Direction:
Quote the records beneath, complete and exact. Leave out images.

(Source records)
*****

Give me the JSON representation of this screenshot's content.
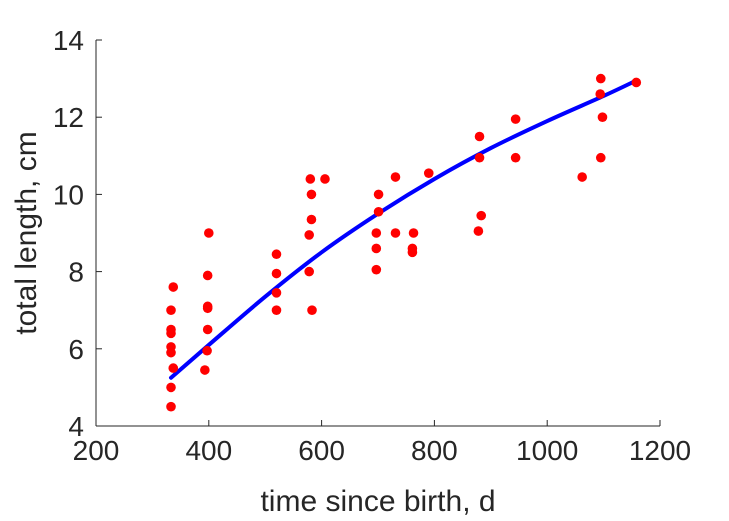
{
  "chart_data": {
    "type": "scatter",
    "title": "",
    "xlabel": "time since birth, d",
    "ylabel": "total length, cm",
    "xlim": [
      200,
      1200
    ],
    "ylim": [
      4,
      14
    ],
    "xticks": [
      200,
      400,
      600,
      800,
      1000,
      1200
    ],
    "yticks": [
      4,
      6,
      8,
      10,
      12,
      14
    ],
    "grid": false,
    "legend": "none",
    "colors": {
      "points": "#ff0000",
      "curve": "#0000ff",
      "axes": "#262626"
    },
    "series": [
      {
        "type": "scatter",
        "points": [
          [
            333,
            4.5
          ],
          [
            333,
            5.0
          ],
          [
            337,
            5.5
          ],
          [
            333,
            5.9
          ],
          [
            333,
            6.05
          ],
          [
            333,
            6.4
          ],
          [
            333,
            6.5
          ],
          [
            333,
            7.0
          ],
          [
            337,
            7.6
          ],
          [
            393,
            5.45
          ],
          [
            397,
            5.95
          ],
          [
            398,
            6.5
          ],
          [
            398,
            7.05
          ],
          [
            398,
            7.1
          ],
          [
            398,
            7.9
          ],
          [
            400,
            9.0
          ],
          [
            520,
            7.0
          ],
          [
            520,
            7.45
          ],
          [
            520,
            7.95
          ],
          [
            520,
            8.45
          ],
          [
            578,
            8.0
          ],
          [
            578,
            8.95
          ],
          [
            582,
            9.35
          ],
          [
            582,
            10.0
          ],
          [
            580,
            10.4
          ],
          [
            583,
            7.0
          ],
          [
            606,
            10.4
          ],
          [
            697,
            8.05
          ],
          [
            697,
            8.6
          ],
          [
            697,
            9.0
          ],
          [
            701,
            9.55
          ],
          [
            701,
            10.0
          ],
          [
            731,
            9.0
          ],
          [
            731,
            10.45
          ],
          [
            761,
            8.5
          ],
          [
            761,
            8.6
          ],
          [
            763,
            9.0
          ],
          [
            790,
            10.55
          ],
          [
            878,
            9.05
          ],
          [
            883,
            9.45
          ],
          [
            880,
            10.95
          ],
          [
            880,
            11.5
          ],
          [
            944,
            10.95
          ],
          [
            944,
            11.95
          ],
          [
            1062,
            10.45
          ],
          [
            1095,
            10.95
          ],
          [
            1094,
            12.6
          ],
          [
            1095,
            13.0
          ],
          [
            1098,
            12.0
          ],
          [
            1158,
            12.9
          ]
        ]
      },
      {
        "type": "line",
        "x": [
          333,
          400,
          500,
          600,
          700,
          800,
          900,
          1000,
          1100,
          1158
        ],
        "y": [
          5.25,
          6.1,
          7.35,
          8.5,
          9.5,
          10.4,
          11.2,
          11.9,
          12.55,
          12.95
        ]
      }
    ]
  }
}
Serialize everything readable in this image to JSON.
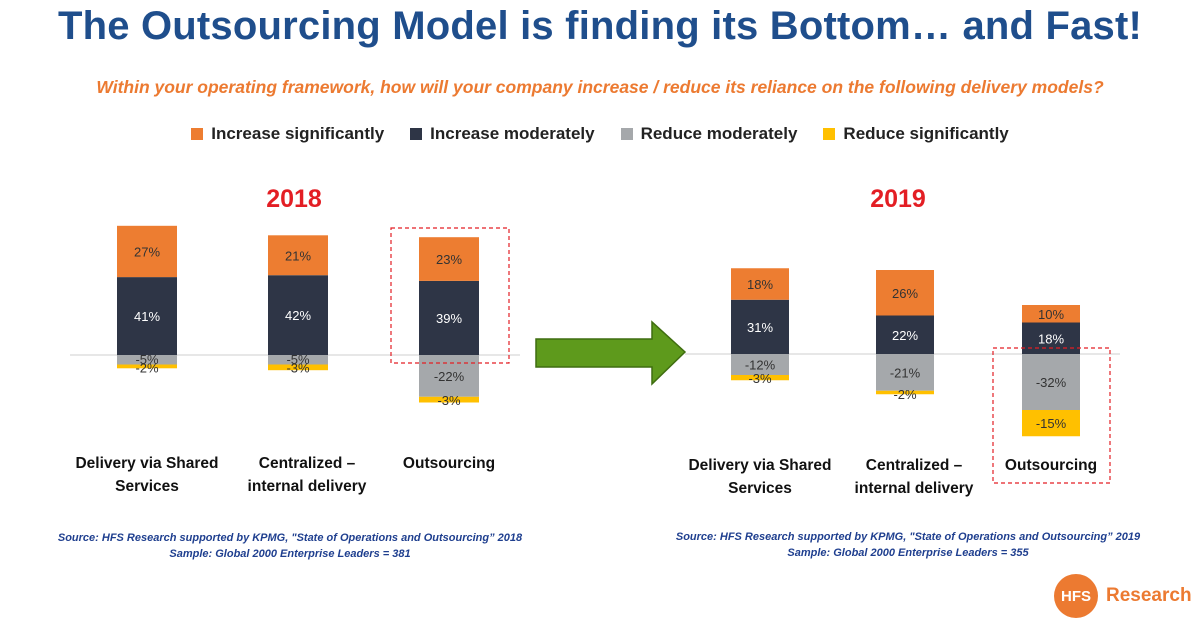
{
  "header": {
    "title": "The Outsourcing Model is finding its Bottom… and Fast!",
    "subtitle": "Within your operating framework, how will your company increase / reduce its reliance on the following delivery models?"
  },
  "legend": [
    {
      "label": "Increase significantly",
      "color": "#ed7d31"
    },
    {
      "label": "Increase moderately",
      "color": "#2e3546"
    },
    {
      "label": "Reduce moderately",
      "color": "#a5a8ab"
    },
    {
      "label": "Reduce significantly",
      "color": "#ffc000"
    }
  ],
  "chart_data": [
    {
      "type": "bar",
      "title": "2018",
      "categories": [
        "Delivery via Shared Services",
        "Centralized – internal delivery",
        "Outsourcing"
      ],
      "series": [
        {
          "name": "Increase significantly",
          "values": [
            27,
            21,
            23
          ]
        },
        {
          "name": "Increase moderately",
          "values": [
            41,
            42,
            39
          ]
        },
        {
          "name": "Reduce moderately",
          "values": [
            -5,
            -5,
            -22
          ]
        },
        {
          "name": "Reduce significantly",
          "values": [
            -2,
            -3,
            -3
          ]
        }
      ],
      "highlight": "Outsourcing increase"
    },
    {
      "type": "bar",
      "title": "2019",
      "categories": [
        "Delivery via Shared Services",
        "Centralized – internal delivery",
        "Outsourcing"
      ],
      "series": [
        {
          "name": "Increase significantly",
          "values": [
            18,
            26,
            10
          ]
        },
        {
          "name": "Increase moderately",
          "values": [
            31,
            22,
            18
          ]
        },
        {
          "name": "Reduce moderately",
          "values": [
            -12,
            -21,
            -32
          ]
        },
        {
          "name": "Reduce significantly",
          "values": [
            -3,
            -2,
            -15
          ]
        }
      ],
      "highlight": "Outsourcing reduce"
    }
  ],
  "sources": [
    {
      "line1": "Source: HFS Research supported by KPMG, \"State of Operations and Outsourcing” 2018",
      "line2": "Sample: Global 2000 Enterprise Leaders = 381"
    },
    {
      "line1": "Source: HFS Research supported by KPMG, \"State of Operations and Outsourcing” 2019",
      "line2": "Sample: Global 2000 Enterprise Leaders = 355"
    }
  ],
  "logo": {
    "mark": "HFS",
    "text": "Research"
  },
  "colors": {
    "title": "#1f4e8c",
    "subtitle": "#ec7a31",
    "year": "#e31e24",
    "arrow": "#5e9a1c",
    "highlight": "#e31e24"
  }
}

*****

The result:
Give me the JSON representation of this screenshot's content.
{
  "chart_data": {
    "type": "scatter",
    "title": "",
    "xlabel": "time since birth, d",
    "ylabel": "total length, cm",
    "xlim": [
      200,
      1200
    ],
    "ylim": [
      4,
      14
    ],
    "xticks": [
      200,
      400,
      600,
      800,
      1000,
      1200
    ],
    "yticks": [
      4,
      6,
      8,
      10,
      12,
      14
    ],
    "grid": false,
    "legend": "none",
    "colors": {
      "points": "#ff0000",
      "curve": "#0000ff",
      "axes": "#262626"
    },
    "series": [
      {
        "type": "scatter",
        "points": [
          [
            333,
            4.5
          ],
          [
            333,
            5.0
          ],
          [
            337,
            5.5
          ],
          [
            333,
            5.9
          ],
          [
            333,
            6.05
          ],
          [
            333,
            6.4
          ],
          [
            333,
            6.5
          ],
          [
            333,
            7.0
          ],
          [
            337,
            7.6
          ],
          [
            393,
            5.45
          ],
          [
            397,
            5.95
          ],
          [
            398,
            6.5
          ],
          [
            398,
            7.05
          ],
          [
            398,
            7.1
          ],
          [
            398,
            7.9
          ],
          [
            400,
            9.0
          ],
          [
            520,
            7.0
          ],
          [
            520,
            7.45
          ],
          [
            520,
            7.95
          ],
          [
            520,
            8.45
          ],
          [
            578,
            8.0
          ],
          [
            578,
            8.95
          ],
          [
            582,
            9.35
          ],
          [
            582,
            10.0
          ],
          [
            580,
            10.4
          ],
          [
            583,
            7.0
          ],
          [
            606,
            10.4
          ],
          [
            697,
            8.05
          ],
          [
            697,
            8.6
          ],
          [
            697,
            9.0
          ],
          [
            701,
            9.55
          ],
          [
            701,
            10.0
          ],
          [
            731,
            9.0
          ],
          [
            731,
            10.45
          ],
          [
            761,
            8.5
          ],
          [
            761,
            8.6
          ],
          [
            763,
            9.0
          ],
          [
            790,
            10.55
          ],
          [
            878,
            9.05
          ],
          [
            883,
            9.45
          ],
          [
            880,
            10.95
          ],
          [
            880,
            11.5
          ],
          [
            944,
            10.95
          ],
          [
            944,
            11.95
          ],
          [
            1062,
            10.45
          ],
          [
            1095,
            10.95
          ],
          [
            1094,
            12.6
          ],
          [
            1095,
            13.0
          ],
          [
            1098,
            12.0
          ],
          [
            1158,
            12.9
          ]
        ]
      },
      {
        "type": "line",
        "x": [
          333,
          400,
          500,
          600,
          700,
          800,
          900,
          1000,
          1100,
          1158
        ],
        "y": [
          5.25,
          6.1,
          7.35,
          8.5,
          9.5,
          10.4,
          11.2,
          11.9,
          12.55,
          12.95
        ]
      }
    ]
  }
}
Serialize everything readable in this image to JSON.
{
  "header": {
    "title": "The Outsourcing Model is finding its Bottom… and Fast!",
    "subtitle": "Within your operating framework, how will your company increase / reduce its reliance on the following delivery models?"
  },
  "legend": [
    {
      "label": "Increase significantly",
      "color": "#ed7d31"
    },
    {
      "label": "Increase moderately",
      "color": "#2e3546"
    },
    {
      "label": "Reduce moderately",
      "color": "#a5a8ab"
    },
    {
      "label": "Reduce significantly",
      "color": "#ffc000"
    }
  ],
  "chart_data": [
    {
      "type": "bar",
      "title": "2018",
      "categories": [
        "Delivery via Shared Services",
        "Centralized – internal delivery",
        "Outsourcing"
      ],
      "series": [
        {
          "name": "Increase significantly",
          "values": [
            27,
            21,
            23
          ]
        },
        {
          "name": "Increase moderately",
          "values": [
            41,
            42,
            39
          ]
        },
        {
          "name": "Reduce moderately",
          "values": [
            -5,
            -5,
            -22
          ]
        },
        {
          "name": "Reduce significantly",
          "values": [
            -2,
            -3,
            -3
          ]
        }
      ],
      "highlight": "Outsourcing increase"
    },
    {
      "type": "bar",
      "title": "2019",
      "categories": [
        "Delivery via Shared Services",
        "Centralized – internal delivery",
        "Outsourcing"
      ],
      "series": [
        {
          "name": "Increase significantly",
          "values": [
            18,
            26,
            10
          ]
        },
        {
          "name": "Increase moderately",
          "values": [
            31,
            22,
            18
          ]
        },
        {
          "name": "Reduce moderately",
          "values": [
            -12,
            -21,
            -32
          ]
        },
        {
          "name": "Reduce significantly",
          "values": [
            -3,
            -2,
            -15
          ]
        }
      ],
      "highlight": "Outsourcing reduce"
    }
  ],
  "sources": [
    {
      "line1": "Source: HFS Research supported by KPMG, \"State of Operations and Outsourcing” 2018",
      "line2": "Sample: Global 2000 Enterprise Leaders = 381"
    },
    {
      "line1": "Source: HFS Research supported by KPMG, \"State of Operations and Outsourcing” 2019",
      "line2": "Sample: Global 2000 Enterprise Leaders = 355"
    }
  ],
  "logo": {
    "mark": "HFS",
    "text": "Research"
  },
  "colors": {
    "title": "#1f4e8c",
    "subtitle": "#ec7a31",
    "year": "#e31e24",
    "arrow": "#5e9a1c",
    "highlight": "#e31e24"
  }
}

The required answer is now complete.